Using the records provided below, locate and copy each line that contains the word "trabajador".
::::
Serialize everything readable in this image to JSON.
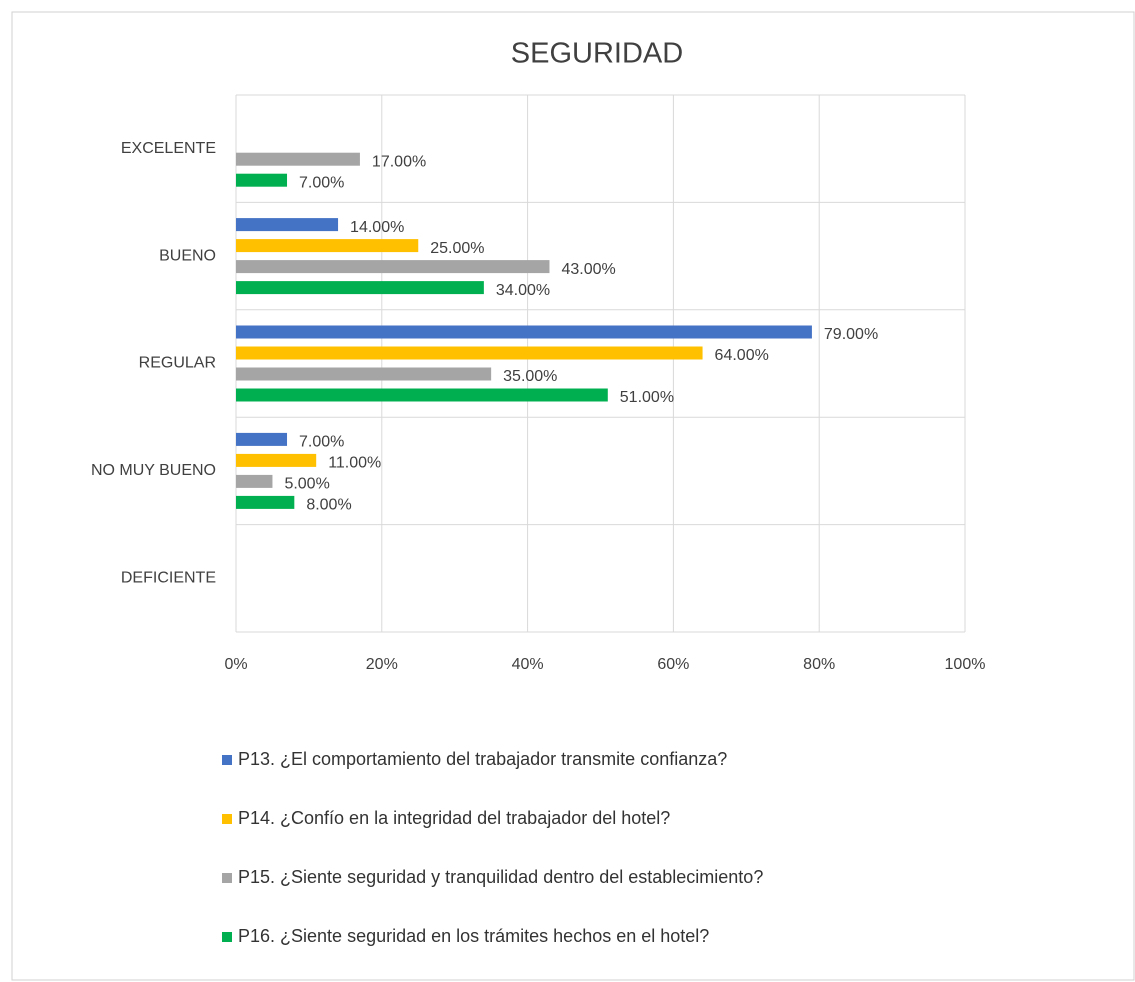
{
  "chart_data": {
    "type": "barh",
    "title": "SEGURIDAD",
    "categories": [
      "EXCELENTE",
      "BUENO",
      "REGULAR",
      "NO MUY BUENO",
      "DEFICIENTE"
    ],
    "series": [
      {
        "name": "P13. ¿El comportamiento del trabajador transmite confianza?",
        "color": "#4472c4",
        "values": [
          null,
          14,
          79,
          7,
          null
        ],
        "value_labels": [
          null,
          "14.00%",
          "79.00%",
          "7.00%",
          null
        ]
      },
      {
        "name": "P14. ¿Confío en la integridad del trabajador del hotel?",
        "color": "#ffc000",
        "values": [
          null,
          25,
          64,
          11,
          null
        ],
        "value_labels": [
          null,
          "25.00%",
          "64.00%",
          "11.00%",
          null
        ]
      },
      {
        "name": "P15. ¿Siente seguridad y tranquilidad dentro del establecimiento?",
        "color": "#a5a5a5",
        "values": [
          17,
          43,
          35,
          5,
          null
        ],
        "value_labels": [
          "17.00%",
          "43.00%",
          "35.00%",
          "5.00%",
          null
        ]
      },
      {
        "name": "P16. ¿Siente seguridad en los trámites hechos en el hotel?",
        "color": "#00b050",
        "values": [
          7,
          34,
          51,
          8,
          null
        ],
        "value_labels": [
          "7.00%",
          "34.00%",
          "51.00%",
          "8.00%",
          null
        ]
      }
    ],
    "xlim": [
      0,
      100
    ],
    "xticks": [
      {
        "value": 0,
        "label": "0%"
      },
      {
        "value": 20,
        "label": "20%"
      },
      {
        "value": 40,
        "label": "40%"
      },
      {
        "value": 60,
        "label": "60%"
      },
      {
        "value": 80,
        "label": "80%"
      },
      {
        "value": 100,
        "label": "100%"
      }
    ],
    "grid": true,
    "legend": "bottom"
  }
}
::::
> [Right answer]
        "name": "P13. ¿El comportamiento del trabajador transmite confianza?",
        "name": "P14. ¿Confío en la integridad del trabajador del hotel?",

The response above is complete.